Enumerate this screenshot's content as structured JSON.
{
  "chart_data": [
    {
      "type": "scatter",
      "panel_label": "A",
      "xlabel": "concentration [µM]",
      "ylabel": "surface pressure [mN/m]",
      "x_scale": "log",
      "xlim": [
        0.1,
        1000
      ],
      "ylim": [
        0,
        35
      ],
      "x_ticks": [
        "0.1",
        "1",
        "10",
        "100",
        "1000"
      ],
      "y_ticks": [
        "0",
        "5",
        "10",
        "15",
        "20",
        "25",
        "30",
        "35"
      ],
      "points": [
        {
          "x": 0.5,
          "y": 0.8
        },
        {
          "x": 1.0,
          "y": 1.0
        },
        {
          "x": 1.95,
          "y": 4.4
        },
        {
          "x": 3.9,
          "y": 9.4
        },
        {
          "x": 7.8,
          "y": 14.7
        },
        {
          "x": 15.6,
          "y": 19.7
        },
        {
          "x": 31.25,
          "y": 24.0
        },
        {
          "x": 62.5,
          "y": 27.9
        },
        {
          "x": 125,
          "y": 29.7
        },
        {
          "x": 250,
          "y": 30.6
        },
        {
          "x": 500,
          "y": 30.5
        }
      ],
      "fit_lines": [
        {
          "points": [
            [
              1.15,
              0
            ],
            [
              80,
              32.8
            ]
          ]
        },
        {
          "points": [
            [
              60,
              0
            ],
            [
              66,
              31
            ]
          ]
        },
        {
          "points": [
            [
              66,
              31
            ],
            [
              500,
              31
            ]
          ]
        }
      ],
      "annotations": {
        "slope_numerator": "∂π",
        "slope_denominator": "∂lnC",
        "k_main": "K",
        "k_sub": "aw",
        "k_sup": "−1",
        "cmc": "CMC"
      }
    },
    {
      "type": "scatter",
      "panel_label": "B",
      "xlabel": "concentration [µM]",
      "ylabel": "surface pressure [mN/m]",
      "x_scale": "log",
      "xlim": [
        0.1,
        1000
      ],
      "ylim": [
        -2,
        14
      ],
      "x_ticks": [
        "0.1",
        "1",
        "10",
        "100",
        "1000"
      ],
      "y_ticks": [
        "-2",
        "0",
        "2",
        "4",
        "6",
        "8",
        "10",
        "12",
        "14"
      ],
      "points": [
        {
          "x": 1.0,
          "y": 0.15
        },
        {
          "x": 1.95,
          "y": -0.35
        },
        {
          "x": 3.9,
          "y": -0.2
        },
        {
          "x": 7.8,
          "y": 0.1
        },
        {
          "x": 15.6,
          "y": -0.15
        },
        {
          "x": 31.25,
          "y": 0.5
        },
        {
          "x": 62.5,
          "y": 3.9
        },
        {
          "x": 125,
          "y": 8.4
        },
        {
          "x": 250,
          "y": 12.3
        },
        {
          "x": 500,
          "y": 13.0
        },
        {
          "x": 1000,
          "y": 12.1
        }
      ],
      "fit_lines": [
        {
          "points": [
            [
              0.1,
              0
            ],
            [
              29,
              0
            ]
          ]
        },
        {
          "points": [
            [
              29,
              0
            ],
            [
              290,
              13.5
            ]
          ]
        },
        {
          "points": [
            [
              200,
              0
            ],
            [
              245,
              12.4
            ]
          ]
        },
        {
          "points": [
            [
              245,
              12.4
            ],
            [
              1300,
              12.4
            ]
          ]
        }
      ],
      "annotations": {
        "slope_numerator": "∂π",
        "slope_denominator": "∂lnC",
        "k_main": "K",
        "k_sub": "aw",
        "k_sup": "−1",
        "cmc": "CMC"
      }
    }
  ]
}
::::::::
Return all the data above once more, precisely as given.

Enumerate this screenshot's content as structured JSON.
{
  "chart_data": [
    {
      "type": "scatter",
      "panel_label": "A",
      "xlabel": "concentration [µM]",
      "ylabel": "surface pressure [mN/m]",
      "x_scale": "log",
      "xlim": [
        0.1,
        1000
      ],
      "ylim": [
        0,
        35
      ],
      "x_ticks": [
        "0.1",
        "1",
        "10",
        "100",
        "1000"
      ],
      "y_ticks": [
        "0",
        "5",
        "10",
        "15",
        "20",
        "25",
        "30",
        "35"
      ],
      "points": [
        {
          "x": 0.5,
          "y": 0.8
        },
        {
          "x": 1.0,
          "y": 1.0
        },
        {
          "x": 1.95,
          "y": 4.4
        },
        {
          "x": 3.9,
          "y": 9.4
        },
        {
          "x": 7.8,
          "y": 14.7
        },
        {
          "x": 15.6,
          "y": 19.7
        },
        {
          "x": 31.25,
          "y": 24.0
        },
        {
          "x": 62.5,
          "y": 27.9
        },
        {
          "x": 125,
          "y": 29.7
        },
        {
          "x": 250,
          "y": 30.6
        },
        {
          "x": 500,
          "y": 30.5
        }
      ],
      "fit_lines": [
        {
          "points": [
            [
              1.15,
              0
            ],
            [
              80,
              32.8
            ]
          ]
        },
        {
          "points": [
            [
              60,
              0
            ],
            [
              66,
              31
            ]
          ]
        },
        {
          "points": [
            [
              66,
              31
            ],
            [
              500,
              31
            ]
          ]
        }
      ],
      "annotations": {
        "slope_numerator": "∂π",
        "slope_denominator": "∂lnC",
        "k_main": "K",
        "k_sub": "aw",
        "k_sup": "−1",
        "cmc": "CMC"
      }
    },
    {
      "type": "scatter",
      "panel_label": "B",
      "xlabel": "concentration [µM]",
      "ylabel": "surface pressure [mN/m]",
      "x_scale": "log",
      "xlim": [
        0.1,
        1000
      ],
      "ylim": [
        -2,
        14
      ],
      "x_ticks": [
        "0.1",
        "1",
        "10",
        "100",
        "1000"
      ],
      "y_ticks": [
        "-2",
        "0",
        "2",
        "4",
        "6",
        "8",
        "10",
        "12",
        "14"
      ],
      "points": [
        {
          "x": 1.0,
          "y": 0.15
        },
        {
          "x": 1.95,
          "y": -0.35
        },
        {
          "x": 3.9,
          "y": -0.2
        },
        {
          "x": 7.8,
          "y": 0.1
        },
        {
          "x": 15.6,
          "y": -0.15
        },
        {
          "x": 31.25,
          "y": 0.5
        },
        {
          "x": 62.5,
          "y": 3.9
        },
        {
          "x": 125,
          "y": 8.4
        },
        {
          "x": 250,
          "y": 12.3
        },
        {
          "x": 500,
          "y": 13.0
        },
        {
          "x": 1000,
          "y": 12.1
        }
      ],
      "fit_lines": [
        {
          "points": [
            [
              0.1,
              0
            ],
            [
              29,
              0
            ]
          ]
        },
        {
          "points": [
            [
              29,
              0
            ],
            [
              290,
              13.5
            ]
          ]
        },
        {
          "points": [
            [
              200,
              0
            ],
            [
              245,
              12.4
            ]
          ]
        },
        {
          "points": [
            [
              245,
              12.4
            ],
            [
              1300,
              12.4
            ]
          ]
        }
      ],
      "annotations": {
        "slope_numerator": "∂π",
        "slope_denominator": "∂lnC",
        "k_main": "K",
        "k_sub": "aw",
        "k_sup": "−1",
        "cmc": "CMC"
      }
    }
  ]
}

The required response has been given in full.